*What needs to be done:* Check every line below for the word "Vietnamese" and give only the number of lines where it appears.

──────

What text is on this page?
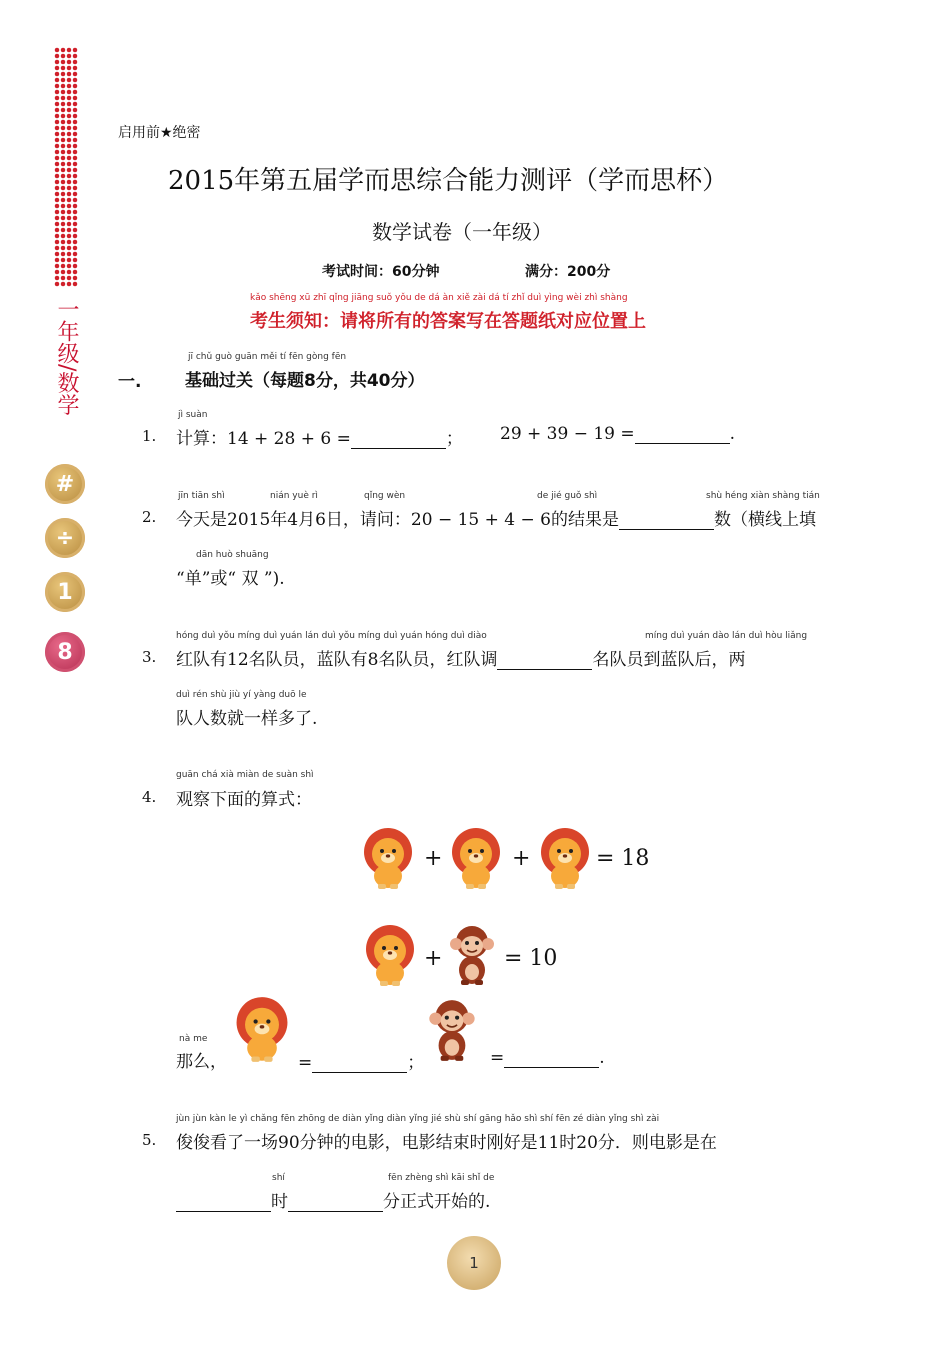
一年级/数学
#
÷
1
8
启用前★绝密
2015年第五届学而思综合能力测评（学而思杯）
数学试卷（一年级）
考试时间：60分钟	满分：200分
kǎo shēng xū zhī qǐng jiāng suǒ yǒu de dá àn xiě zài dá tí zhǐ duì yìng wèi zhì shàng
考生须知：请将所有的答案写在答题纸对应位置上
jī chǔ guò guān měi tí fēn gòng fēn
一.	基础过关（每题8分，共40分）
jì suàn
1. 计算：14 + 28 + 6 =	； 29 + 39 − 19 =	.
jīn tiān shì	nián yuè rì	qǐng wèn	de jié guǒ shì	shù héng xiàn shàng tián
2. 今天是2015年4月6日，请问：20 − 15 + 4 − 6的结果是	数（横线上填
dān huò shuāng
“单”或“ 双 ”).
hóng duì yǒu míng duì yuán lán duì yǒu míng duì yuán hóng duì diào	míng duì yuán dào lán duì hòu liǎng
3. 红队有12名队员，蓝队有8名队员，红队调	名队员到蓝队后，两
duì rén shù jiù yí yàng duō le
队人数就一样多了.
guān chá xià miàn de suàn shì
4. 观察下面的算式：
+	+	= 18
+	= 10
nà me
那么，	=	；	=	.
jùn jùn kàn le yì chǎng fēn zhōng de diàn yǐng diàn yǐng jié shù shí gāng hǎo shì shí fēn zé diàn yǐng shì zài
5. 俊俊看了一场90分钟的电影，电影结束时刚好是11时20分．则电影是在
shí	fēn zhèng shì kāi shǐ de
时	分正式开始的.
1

──────

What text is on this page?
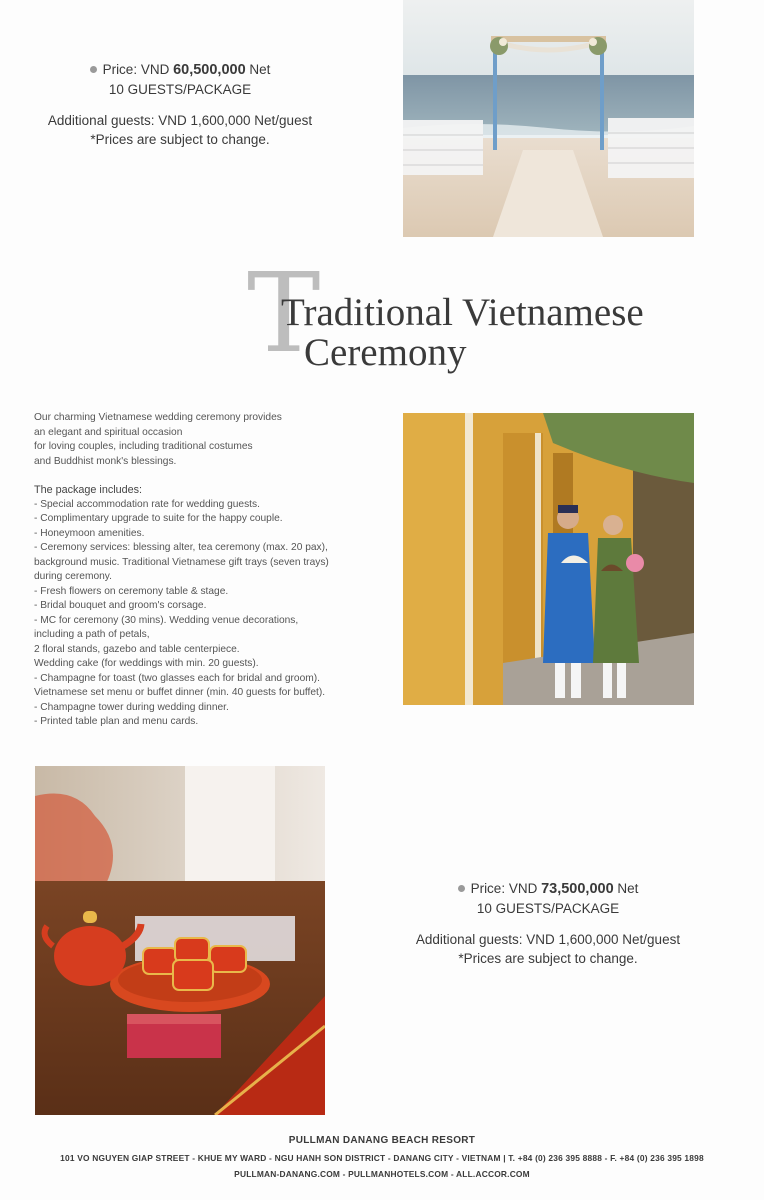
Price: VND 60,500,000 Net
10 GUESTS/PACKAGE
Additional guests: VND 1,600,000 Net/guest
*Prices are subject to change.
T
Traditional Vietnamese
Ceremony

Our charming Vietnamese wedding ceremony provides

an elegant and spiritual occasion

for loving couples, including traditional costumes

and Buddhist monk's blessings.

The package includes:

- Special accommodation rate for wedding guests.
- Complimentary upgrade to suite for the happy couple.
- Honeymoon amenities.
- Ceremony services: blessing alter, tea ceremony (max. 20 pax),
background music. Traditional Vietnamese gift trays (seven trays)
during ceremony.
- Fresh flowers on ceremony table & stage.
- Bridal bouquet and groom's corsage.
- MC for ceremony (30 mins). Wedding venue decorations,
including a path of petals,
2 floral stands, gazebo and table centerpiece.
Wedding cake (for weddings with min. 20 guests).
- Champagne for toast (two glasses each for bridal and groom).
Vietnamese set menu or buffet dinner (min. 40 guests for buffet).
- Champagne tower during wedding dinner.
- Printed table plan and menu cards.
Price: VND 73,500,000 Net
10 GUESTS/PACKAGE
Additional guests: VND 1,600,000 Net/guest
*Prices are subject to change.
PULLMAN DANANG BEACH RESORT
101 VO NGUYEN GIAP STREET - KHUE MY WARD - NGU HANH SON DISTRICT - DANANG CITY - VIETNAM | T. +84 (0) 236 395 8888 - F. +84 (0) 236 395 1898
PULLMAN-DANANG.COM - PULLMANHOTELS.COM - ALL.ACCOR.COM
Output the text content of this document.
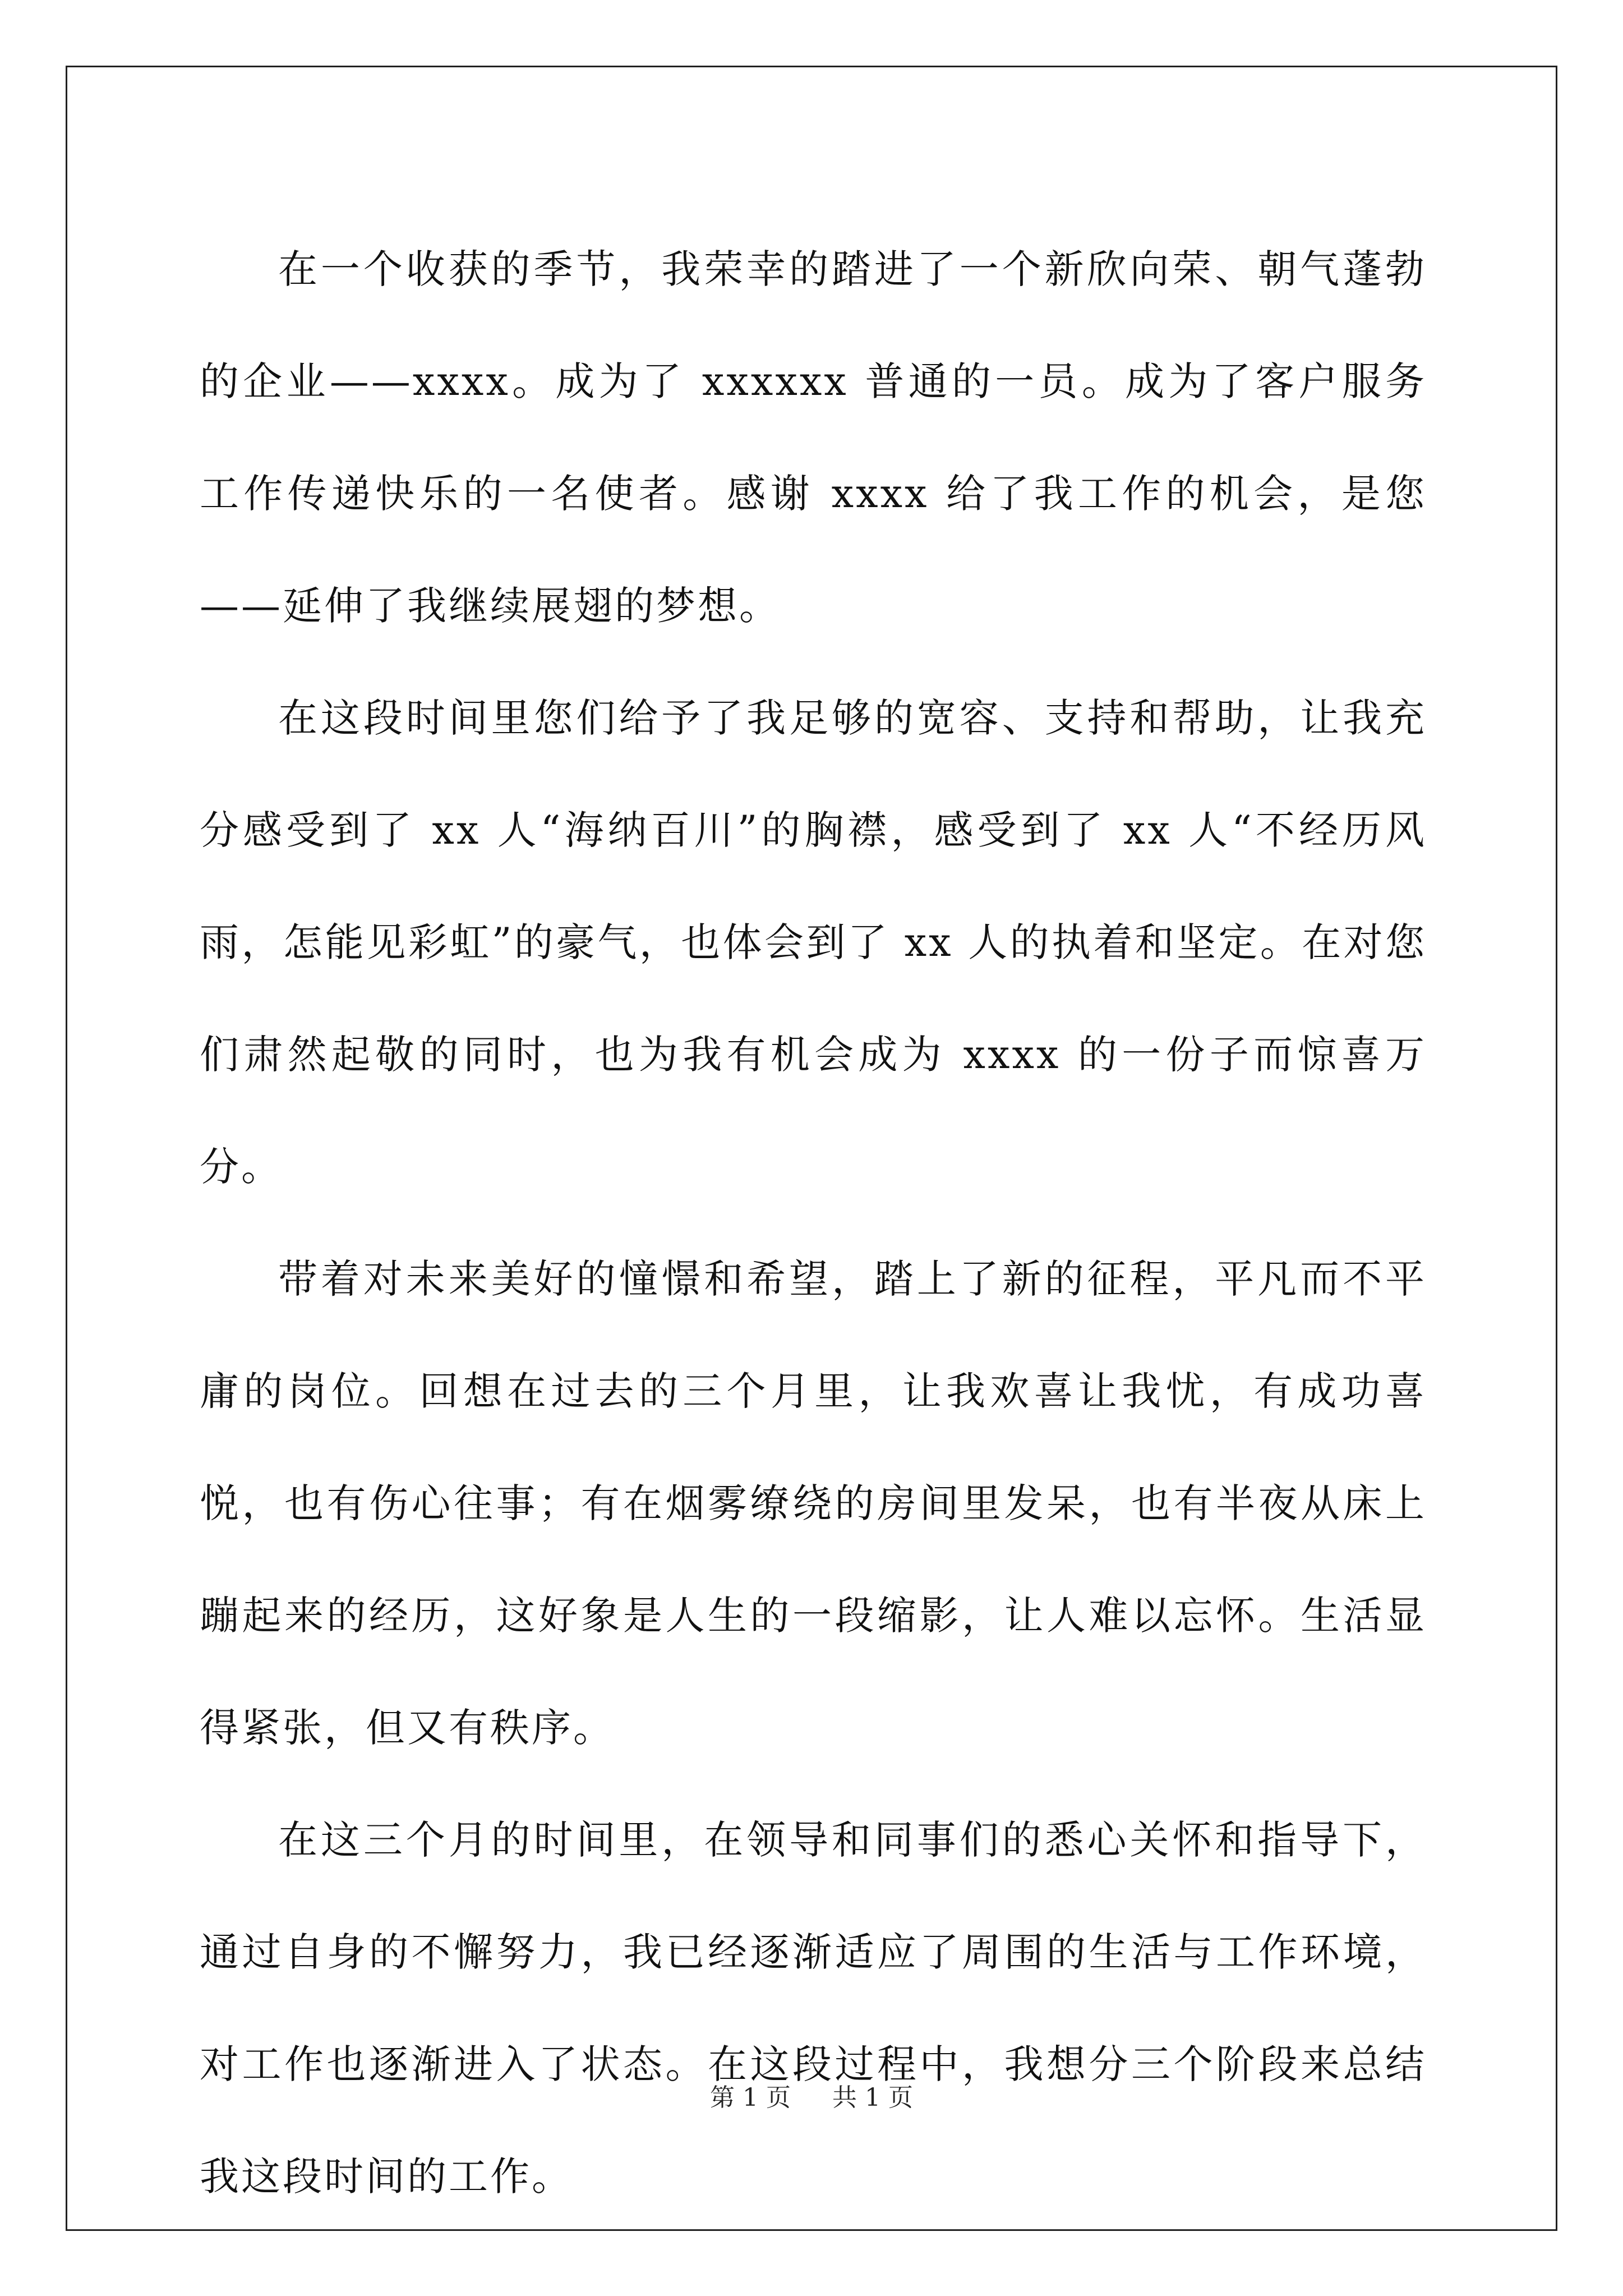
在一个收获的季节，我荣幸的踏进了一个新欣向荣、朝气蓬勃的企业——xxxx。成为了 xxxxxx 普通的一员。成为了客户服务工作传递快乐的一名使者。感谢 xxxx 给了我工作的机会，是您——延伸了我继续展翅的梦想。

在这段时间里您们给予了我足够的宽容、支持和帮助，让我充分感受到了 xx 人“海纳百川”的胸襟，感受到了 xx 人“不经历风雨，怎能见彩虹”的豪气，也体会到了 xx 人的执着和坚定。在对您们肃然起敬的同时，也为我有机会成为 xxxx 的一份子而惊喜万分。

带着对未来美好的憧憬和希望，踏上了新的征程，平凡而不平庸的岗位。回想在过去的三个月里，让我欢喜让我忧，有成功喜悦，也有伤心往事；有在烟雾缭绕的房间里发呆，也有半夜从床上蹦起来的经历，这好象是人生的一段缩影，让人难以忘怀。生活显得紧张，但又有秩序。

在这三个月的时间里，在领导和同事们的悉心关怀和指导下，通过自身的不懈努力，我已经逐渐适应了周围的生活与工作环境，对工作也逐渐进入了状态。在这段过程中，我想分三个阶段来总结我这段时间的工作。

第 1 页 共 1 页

──────

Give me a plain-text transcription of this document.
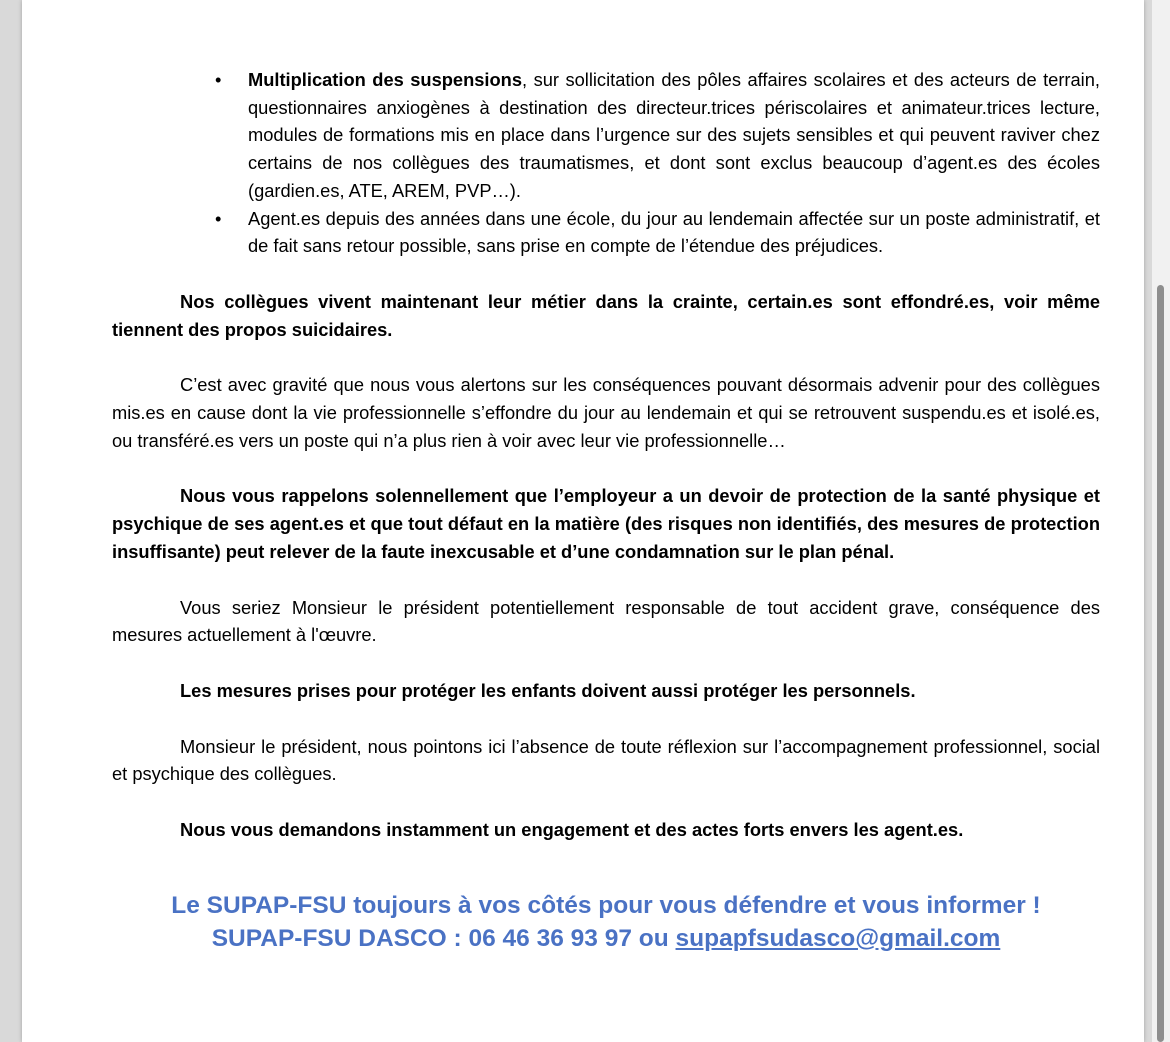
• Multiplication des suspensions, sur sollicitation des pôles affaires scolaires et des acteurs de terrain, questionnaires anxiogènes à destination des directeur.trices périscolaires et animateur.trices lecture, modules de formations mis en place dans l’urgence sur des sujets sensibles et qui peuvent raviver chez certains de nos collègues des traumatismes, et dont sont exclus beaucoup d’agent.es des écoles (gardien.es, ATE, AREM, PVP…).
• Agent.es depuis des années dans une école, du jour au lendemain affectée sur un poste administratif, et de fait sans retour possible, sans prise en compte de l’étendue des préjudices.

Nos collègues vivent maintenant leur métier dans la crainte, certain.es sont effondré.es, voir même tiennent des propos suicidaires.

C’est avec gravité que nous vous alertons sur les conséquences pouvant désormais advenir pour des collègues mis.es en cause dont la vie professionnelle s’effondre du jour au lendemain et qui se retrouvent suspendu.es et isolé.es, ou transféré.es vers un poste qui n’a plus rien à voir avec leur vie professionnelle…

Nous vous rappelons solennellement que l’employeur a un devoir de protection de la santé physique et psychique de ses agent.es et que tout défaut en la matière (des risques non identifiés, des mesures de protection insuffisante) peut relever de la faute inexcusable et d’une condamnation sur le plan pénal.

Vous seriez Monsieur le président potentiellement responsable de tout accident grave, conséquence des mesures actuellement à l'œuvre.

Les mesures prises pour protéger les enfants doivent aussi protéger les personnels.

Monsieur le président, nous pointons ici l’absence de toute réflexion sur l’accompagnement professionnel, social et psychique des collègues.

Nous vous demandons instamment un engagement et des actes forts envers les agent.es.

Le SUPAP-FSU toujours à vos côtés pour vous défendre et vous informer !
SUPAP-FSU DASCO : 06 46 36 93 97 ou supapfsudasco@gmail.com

──────

*Response:* 4